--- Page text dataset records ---

§

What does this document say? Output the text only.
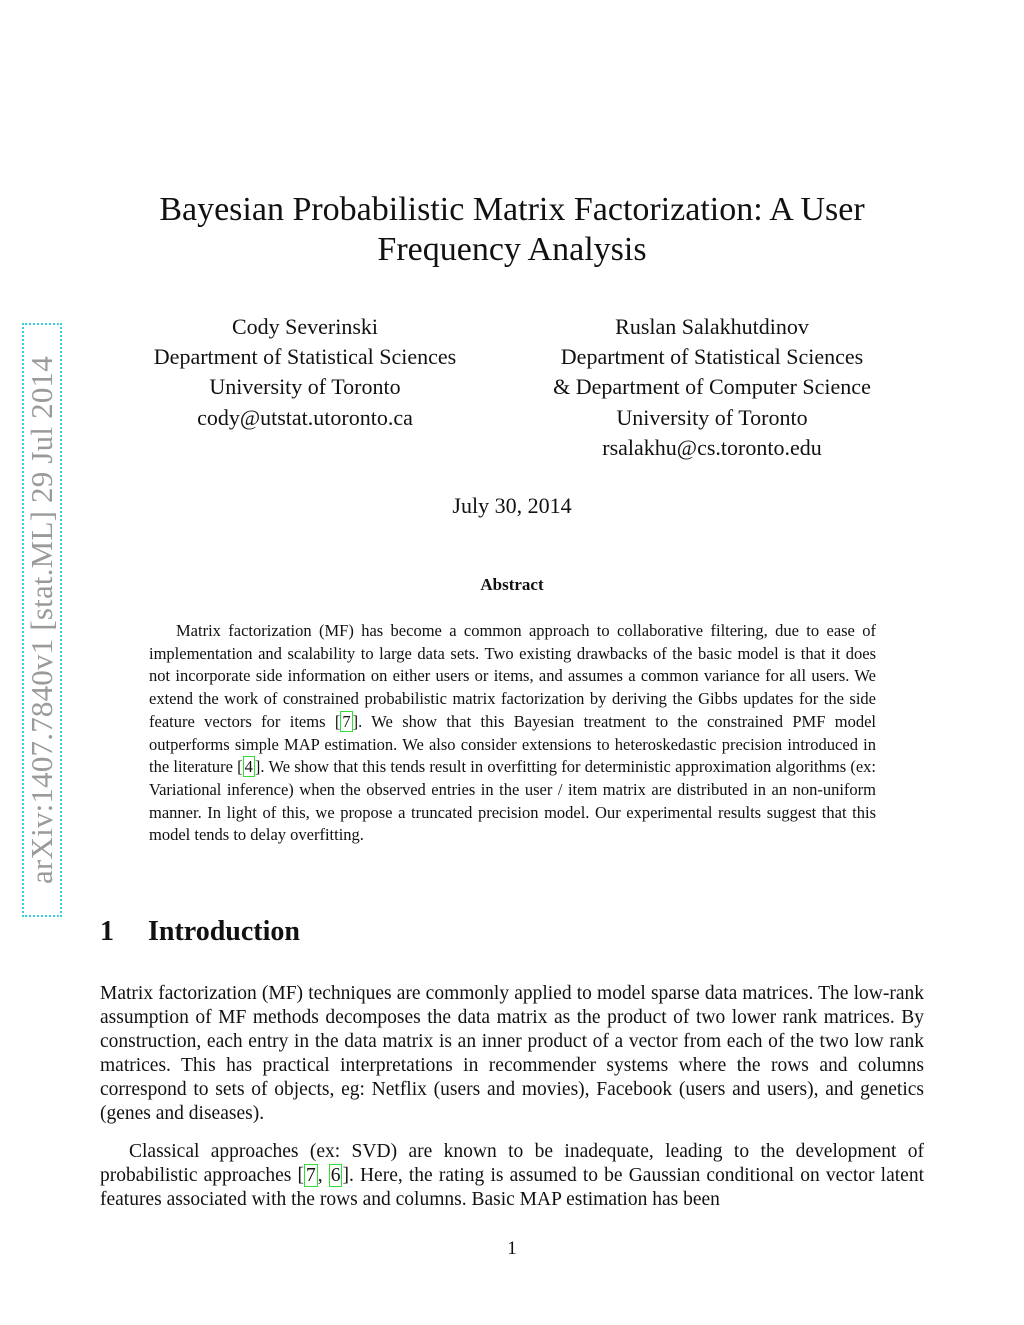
arXiv:1407.7840v1 [stat.ML] 29 Jul 2014
Bayesian Probabilistic Matrix Factorization: A User Frequency Analysis
Cody Severinski
Department of Statistical Sciences
University of Toronto
cody@utstat.utoronto.ca
Ruslan Salakhutdinov
Department of Statistical Sciences
& Department of Computer Science
University of Toronto
rsalakhu@cs.toronto.edu
July 30, 2014
Abstract

Matrix factorization (MF) has become a common approach to collaborative filtering, due to ease of implementation and scalability to large data sets. Two existing drawbacks of the basic model is that it does not incorporate side information on either users or items, and assumes a common variance for all users. We extend the work of constrained probabilistic matrix factorization by deriving the Gibbs updates for the side feature vectors for items [ 7 ]. We show that this Bayesian treatment to the constrained PMF model outperforms simple MAP estimation. We also consider extensions to heteroskedastic precision introduced in the literature [ 4 ]. We show that this tends result in overfitting for deterministic approximation algorithms (ex: Variational inference) when the observed entries in the user / item matrix are distributed in an non-uniform manner. In light of this, we propose a truncated precision model. Our experimental results suggest that this model tends to delay overfitting.

1 Introduction

Matrix factorization (MF) techniques are commonly applied to model sparse data matrices. The low-rank assumption of MF methods decomposes the data matrix as the product of two lower rank matrices. By construction, each entry in the data matrix is an inner product of a vector from each of the two low rank matrices. This has practical interpretations in recommender systems where the rows and columns correspond to sets of objects, eg: Netflix (users and movies), Facebook (users and users), and genetics (genes and diseases).

Classical approaches (ex: SVD) are known to be inadequate, leading to the development of probabilistic approaches [ 7 , 6 ]. Here, the rating is assumed to be Gaussian conditional on vector latent features associated with the rows and columns. Basic MAP estimation has been

1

§

Your answer should consist of each line above in which "does" appears.

--- Solution to the exercise ---
What does this document say? Output the text only.
Matrix factorization (MF) has become a common approach to collaborative filtering, due to ease of implementation and scalability to large data sets. Two existing drawbacks of the basic model is that it does not incorporate side information on either users or items, and assumes a common variance for all users. We extend the work of constrained probabilistic matrix factorization by deriving the Gibbs updates for the side feature vectors for items [ 7 ]. We show that this Bayesian treatment to the constrained PMF model outperforms simple MAP estimation. We also consider extensions to heteroskedastic precision introduced in the literature [ 4 ]. We show that this tends result in overfitting for deterministic approximation algorithms (ex: Variational inference) when the observed entries in the user / item matrix are distributed in an non-uniform manner. In light of this, we propose a truncated precision model. Our experimental results suggest that this model tends to delay overfitting.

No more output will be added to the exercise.